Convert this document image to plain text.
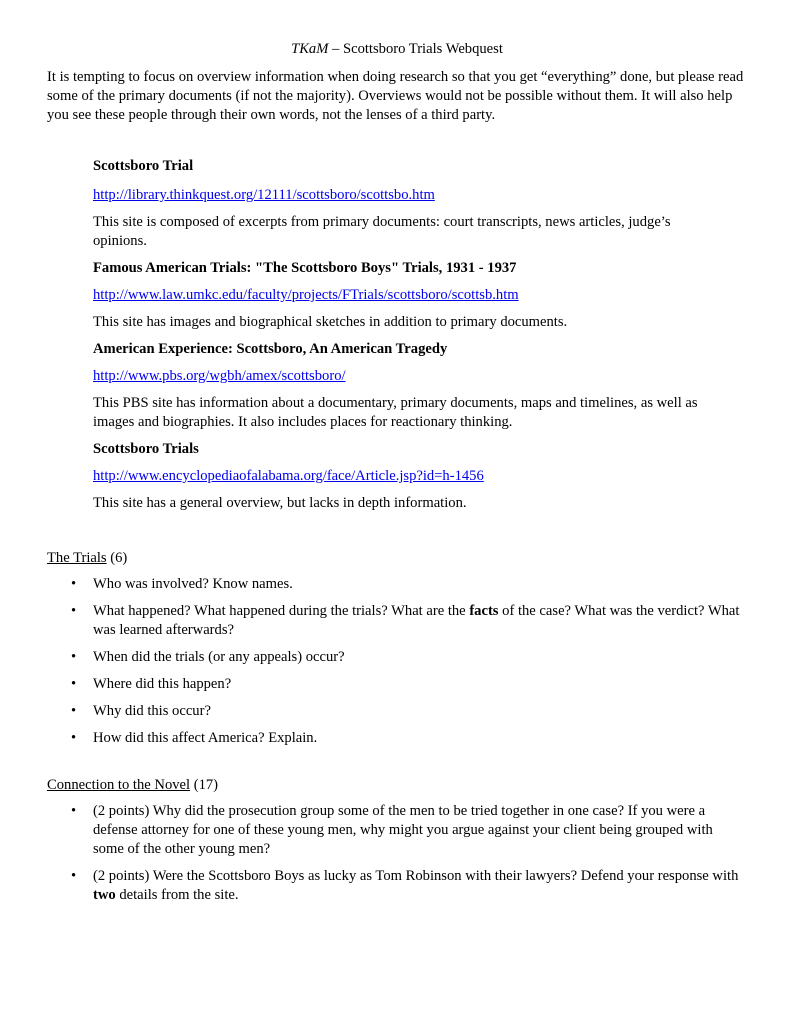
TKaM – Scottsboro Trials Webquest

It is tempting to focus on overview information when doing research so that you get “everything” done, but please read some of the primary documents (if not the majority). Overviews would not be possible without them. It will also help you see these people through their own words, not the lenses of a third party.

Scottsboro Trial

http://library.thinkquest.org/12111/scottsboro/scottsbo.htm

This site is composed of excerpts from primary documents: court transcripts, news articles, judge’s opinions.

Famous American Trials: "The Scottsboro Boys" Trials, 1931 - 1937

http://www.law.umkc.edu/faculty/projects/FTrials/scottsboro/scottsb.htm

This site has images and biographical sketches in addition to primary documents.

American Experience: Scottsboro, An American Tragedy

http://www.pbs.org/wgbh/amex/scottsboro/

This PBS site has information about a documentary, primary documents, maps and timelines, as well as images and biographies. It also includes places for reactionary thinking.

Scottsboro Trials

http://www.encyclopediaofalabama.org/face/Article.jsp?id=h-1456

This site has a general overview, but lacks in depth information.

The Trials (6)

• Who was involved? Know names.
• What happened? What happened during the trials? What are the facts of the case? What was the verdict? What was learned afterwards?
• When did the trials (or any appeals) occur?
• Where did this happen?
• Why did this occur?
• How did this affect America? Explain.

Connection to the Novel (17)

• (2 points) Why did the prosecution group some of the men to be tried together in one case? If you were a defense attorney for one of these young men, why might you argue against your client being grouped with some of the other young men?
• (2 points) Were the Scottsboro Boys as lucky as Tom Robinson with their lawyers? Defend your response with two details from the site.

# Exercise directions
Exactly as written, return every line of the listing, but not the pictures.

# Exercise answer
Convert this document image to plain text.
TKaM – Scottsboro Trials Webquest

It is tempting to focus on overview information when doing research so that you get “everything” done, but please read some of the primary documents (if not the majority). Overviews would not be possible without them. It will also help you see these people through their own words, not the lenses of a third party.

Scottsboro Trial

http://library.thinkquest.org/12111/scottsboro/scottsbo.htm

This site is composed of excerpts from primary documents: court transcripts, news articles, judge’s opinions.

Famous American Trials: "The Scottsboro Boys" Trials, 1931 - 1937

http://www.law.umkc.edu/faculty/projects/FTrials/scottsboro/scottsb.htm

This site has images and biographical sketches in addition to primary documents.

American Experience: Scottsboro, An American Tragedy

http://www.pbs.org/wgbh/amex/scottsboro/

This PBS site has information about a documentary, primary documents, maps and timelines, as well as images and biographies. It also includes places for reactionary thinking.

Scottsboro Trials

http://www.encyclopediaofalabama.org/face/Article.jsp?id=h-1456

This site has a general overview, but lacks in depth information.

The Trials (6)

• Who was involved? Know names.
• What happened? What happened during the trials? What are the facts of the case? What was the verdict? What was learned afterwards?
• When did the trials (or any appeals) occur?
• Where did this happen?
• Why did this occur?
• How did this affect America? Explain.

Connection to the Novel (17)

• (2 points) Why did the prosecution group some of the men to be tried together in one case? If you were a defense attorney for one of these young men, why might you argue against your client being grouped with some of the other young men?
• (2 points) Were the Scottsboro Boys as lucky as Tom Robinson with their lawyers? Defend your response with two details from the site.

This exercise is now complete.